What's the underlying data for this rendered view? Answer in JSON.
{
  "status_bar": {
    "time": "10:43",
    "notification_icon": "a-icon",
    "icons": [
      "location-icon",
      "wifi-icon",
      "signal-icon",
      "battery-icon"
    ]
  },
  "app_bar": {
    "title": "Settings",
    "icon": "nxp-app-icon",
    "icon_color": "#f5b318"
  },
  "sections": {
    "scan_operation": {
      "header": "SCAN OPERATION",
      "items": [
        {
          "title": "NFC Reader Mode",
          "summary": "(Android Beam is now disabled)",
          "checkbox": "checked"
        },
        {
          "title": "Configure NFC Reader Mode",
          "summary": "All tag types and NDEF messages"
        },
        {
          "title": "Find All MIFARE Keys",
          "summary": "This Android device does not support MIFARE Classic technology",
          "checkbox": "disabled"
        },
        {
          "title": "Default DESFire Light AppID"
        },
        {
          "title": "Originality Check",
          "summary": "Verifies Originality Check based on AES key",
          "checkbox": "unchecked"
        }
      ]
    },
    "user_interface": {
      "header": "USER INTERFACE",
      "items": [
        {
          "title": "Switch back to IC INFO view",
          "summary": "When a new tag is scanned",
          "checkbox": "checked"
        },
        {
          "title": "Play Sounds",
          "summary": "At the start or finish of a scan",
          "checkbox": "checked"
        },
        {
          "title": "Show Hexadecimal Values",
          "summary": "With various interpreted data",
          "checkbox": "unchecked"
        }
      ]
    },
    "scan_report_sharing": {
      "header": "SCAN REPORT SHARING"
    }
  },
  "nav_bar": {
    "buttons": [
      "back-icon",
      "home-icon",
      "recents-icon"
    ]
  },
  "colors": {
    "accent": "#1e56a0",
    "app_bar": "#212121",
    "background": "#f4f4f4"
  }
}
◆ ◆ ◆ ◆
WHAT TO WORK ON:
Each record should come back exactly as written.

RESULT FOR THIS TASK:
What's the underlying data for this rendered view? Answer in JSON.
{
  "status_bar": {
    "time": "10:43",
    "notification_icon": "a-icon",
    "icons": [
      "location-icon",
      "wifi-icon",
      "signal-icon",
      "battery-icon"
    ]
  },
  "app_bar": {
    "title": "Settings",
    "icon": "nxp-app-icon",
    "icon_color": "#f5b318"
  },
  "sections": {
    "scan_operation": {
      "header": "SCAN OPERATION",
      "items": [
        {
          "title": "NFC Reader Mode",
          "summary": "(Android Beam is now disabled)",
          "checkbox": "checked"
        },
        {
          "title": "Configure NFC Reader Mode",
          "summary": "All tag types and NDEF messages"
        },
        {
          "title": "Find All MIFARE Keys",
          "summary": "This Android device does not support MIFARE Classic technology",
          "checkbox": "disabled"
        },
        {
          "title": "Default DESFire Light AppID"
        },
        {
          "title": "Originality Check",
          "summary": "Verifies Originality Check based on AES key",
          "checkbox": "unchecked"
        }
      ]
    },
    "user_interface": {
      "header": "USER INTERFACE",
      "items": [
        {
          "title": "Switch back to IC INFO view",
          "summary": "When a new tag is scanned",
          "checkbox": "checked"
        },
        {
          "title": "Play Sounds",
          "summary": "At the start or finish of a scan",
          "checkbox": "checked"
        },
        {
          "title": "Show Hexadecimal Values",
          "summary": "With various interpreted data",
          "checkbox": "unchecked"
        }
      ]
    },
    "scan_report_sharing": {
      "header": "SCAN REPORT SHARING"
    }
  },
  "nav_bar": {
    "buttons": [
      "back-icon",
      "home-icon",
      "recents-icon"
    ]
  },
  "colors": {
    "accent": "#1e56a0",
    "app_bar": "#212121",
    "background": "#f4f4f4"
  }
}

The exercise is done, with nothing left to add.